### Task statement
Quote, verbatim, all material below, without pictures.

##### Data in this exercise

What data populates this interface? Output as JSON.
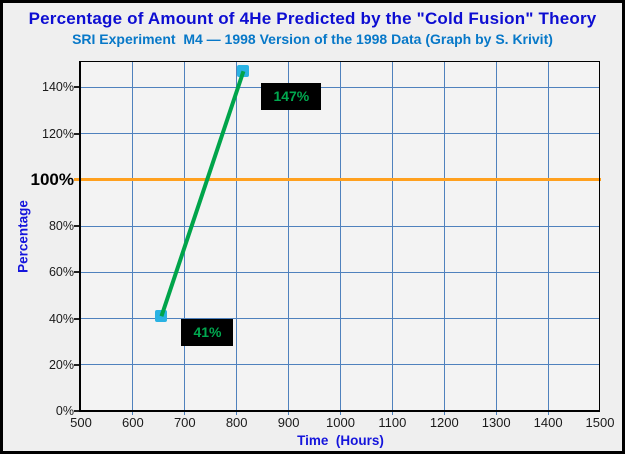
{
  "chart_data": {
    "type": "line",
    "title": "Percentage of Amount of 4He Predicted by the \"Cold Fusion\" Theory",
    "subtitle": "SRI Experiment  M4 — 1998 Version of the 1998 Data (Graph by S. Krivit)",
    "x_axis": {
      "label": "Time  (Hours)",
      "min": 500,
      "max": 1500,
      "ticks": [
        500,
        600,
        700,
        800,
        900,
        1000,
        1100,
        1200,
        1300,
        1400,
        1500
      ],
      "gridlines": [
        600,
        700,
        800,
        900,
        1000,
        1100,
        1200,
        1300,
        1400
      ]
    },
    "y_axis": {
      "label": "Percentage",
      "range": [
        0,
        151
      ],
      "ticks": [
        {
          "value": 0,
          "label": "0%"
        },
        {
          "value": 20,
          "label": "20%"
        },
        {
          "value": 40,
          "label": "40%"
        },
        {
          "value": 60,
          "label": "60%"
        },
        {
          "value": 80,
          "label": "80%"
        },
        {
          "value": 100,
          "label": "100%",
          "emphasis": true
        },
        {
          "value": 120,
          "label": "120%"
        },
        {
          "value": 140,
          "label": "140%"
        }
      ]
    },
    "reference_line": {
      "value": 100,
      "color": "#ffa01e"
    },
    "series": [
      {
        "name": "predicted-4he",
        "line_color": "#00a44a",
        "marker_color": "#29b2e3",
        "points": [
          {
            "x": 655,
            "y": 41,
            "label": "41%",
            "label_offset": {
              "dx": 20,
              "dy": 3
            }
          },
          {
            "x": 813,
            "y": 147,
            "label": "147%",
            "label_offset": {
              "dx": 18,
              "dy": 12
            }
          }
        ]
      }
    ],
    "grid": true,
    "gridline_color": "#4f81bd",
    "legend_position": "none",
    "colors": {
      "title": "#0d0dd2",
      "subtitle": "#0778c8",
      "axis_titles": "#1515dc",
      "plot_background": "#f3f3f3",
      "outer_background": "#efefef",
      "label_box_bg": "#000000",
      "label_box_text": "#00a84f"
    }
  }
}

##########

### Finished exercise
What data populates this interface? Output as JSON.
{
  "chart_data": {
    "type": "line",
    "title": "Percentage of Amount of 4He Predicted by the \"Cold Fusion\" Theory",
    "subtitle": "SRI Experiment  M4 — 1998 Version of the 1998 Data (Graph by S. Krivit)",
    "x_axis": {
      "label": "Time  (Hours)",
      "min": 500,
      "max": 1500,
      "ticks": [
        500,
        600,
        700,
        800,
        900,
        1000,
        1100,
        1200,
        1300,
        1400,
        1500
      ],
      "gridlines": [
        600,
        700,
        800,
        900,
        1000,
        1100,
        1200,
        1300,
        1400
      ]
    },
    "y_axis": {
      "label": "Percentage",
      "range": [
        0,
        151
      ],
      "ticks": [
        {
          "value": 0,
          "label": "0%"
        },
        {
          "value": 20,
          "label": "20%"
        },
        {
          "value": 40,
          "label": "40%"
        },
        {
          "value": 60,
          "label": "60%"
        },
        {
          "value": 80,
          "label": "80%"
        },
        {
          "value": 100,
          "label": "100%",
          "emphasis": true
        },
        {
          "value": 120,
          "label": "120%"
        },
        {
          "value": 140,
          "label": "140%"
        }
      ]
    },
    "reference_line": {
      "value": 100,
      "color": "#ffa01e"
    },
    "series": [
      {
        "name": "predicted-4he",
        "line_color": "#00a44a",
        "marker_color": "#29b2e3",
        "points": [
          {
            "x": 655,
            "y": 41,
            "label": "41%",
            "label_offset": {
              "dx": 20,
              "dy": 3
            }
          },
          {
            "x": 813,
            "y": 147,
            "label": "147%",
            "label_offset": {
              "dx": 18,
              "dy": 12
            }
          }
        ]
      }
    ],
    "grid": true,
    "gridline_color": "#4f81bd",
    "legend_position": "none",
    "colors": {
      "title": "#0d0dd2",
      "subtitle": "#0778c8",
      "axis_titles": "#1515dc",
      "plot_background": "#f3f3f3",
      "outer_background": "#efefef",
      "label_box_bg": "#000000",
      "label_box_text": "#00a84f"
    }
  }
}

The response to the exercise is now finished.